AIM ▸
In this exercise, reproduce all the entries that follow exactly.

RECORD SET ▸
======
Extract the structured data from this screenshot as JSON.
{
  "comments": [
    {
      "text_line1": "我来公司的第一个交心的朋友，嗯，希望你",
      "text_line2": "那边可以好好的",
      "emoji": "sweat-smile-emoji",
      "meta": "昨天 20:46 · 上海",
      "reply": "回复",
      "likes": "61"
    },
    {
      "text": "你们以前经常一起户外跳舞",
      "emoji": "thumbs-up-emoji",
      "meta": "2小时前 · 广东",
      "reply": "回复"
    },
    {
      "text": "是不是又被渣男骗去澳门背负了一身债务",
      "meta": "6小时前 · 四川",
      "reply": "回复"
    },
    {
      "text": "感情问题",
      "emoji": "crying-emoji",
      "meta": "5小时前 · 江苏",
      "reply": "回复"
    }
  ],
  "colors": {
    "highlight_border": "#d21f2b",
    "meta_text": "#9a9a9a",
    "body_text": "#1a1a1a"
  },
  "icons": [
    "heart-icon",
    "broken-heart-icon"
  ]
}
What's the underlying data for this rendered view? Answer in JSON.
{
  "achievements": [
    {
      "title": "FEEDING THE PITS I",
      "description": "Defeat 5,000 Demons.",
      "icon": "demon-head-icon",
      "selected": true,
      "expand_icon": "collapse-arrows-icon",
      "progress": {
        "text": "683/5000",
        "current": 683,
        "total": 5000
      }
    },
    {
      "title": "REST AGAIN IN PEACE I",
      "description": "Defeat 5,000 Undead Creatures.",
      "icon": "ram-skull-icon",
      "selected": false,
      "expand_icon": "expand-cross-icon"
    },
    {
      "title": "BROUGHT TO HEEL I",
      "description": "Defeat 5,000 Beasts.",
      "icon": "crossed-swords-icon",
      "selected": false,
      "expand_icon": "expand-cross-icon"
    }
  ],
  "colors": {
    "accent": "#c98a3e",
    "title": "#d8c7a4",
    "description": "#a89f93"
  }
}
======
ANSWER TO THIS EXERCISE ▸
Extract the structured data from this screenshot as JSON.
{
  "comments": [
    {
      "text_line1": "我来公司的第一个交心的朋友，嗯，希望你",
      "text_line2": "那边可以好好的",
      "emoji": "sweat-smile-emoji",
      "meta": "昨天 20:46 · 上海",
      "reply": "回复",
      "likes": "61"
    },
    {
      "text": "你们以前经常一起户外跳舞",
      "emoji": "thumbs-up-emoji",
      "meta": "2小时前 · 广东",
      "reply": "回复"
    },
    {
      "text": "是不是又被渣男骗去澳门背负了一身债务",
      "meta": "6小时前 · 四川",
      "reply": "回复"
    },
    {
      "text": "感情问题",
      "emoji": "crying-emoji",
      "meta": "5小时前 · 江苏",
      "reply": "回复"
    }
  ],
  "colors": {
    "highlight_border": "#d21f2b",
    "meta_text": "#9a9a9a",
    "body_text": "#1a1a1a"
  },
  "icons": [
    "heart-icon",
    "broken-heart-icon"
  ]
}
What's the underlying data for this rendered view? Answer in JSON.
{
  "achievements": [
    {
      "title": "FEEDING THE PITS I",
      "description": "Defeat 5,000 Demons.",
      "icon": "demon-head-icon",
      "selected": true,
      "expand_icon": "collapse-arrows-icon",
      "progress": {
        "text": "683/5000",
        "current": 683,
        "total": 5000
      }
    },
    {
      "title": "REST AGAIN IN PEACE I",
      "description": "Defeat 5,000 Undead Creatures.",
      "icon": "ram-skull-icon",
      "selected": false,
      "expand_icon": "expand-cross-icon"
    },
    {
      "title": "BROUGHT TO HEEL I",
      "description": "Defeat 5,000 Beasts.",
      "icon": "crossed-swords-icon",
      "selected": false,
      "expand_icon": "expand-cross-icon"
    }
  ],
  "colors": {
    "accent": "#c98a3e",
    "title": "#d8c7a4",
    "description": "#a89f93"
  }
}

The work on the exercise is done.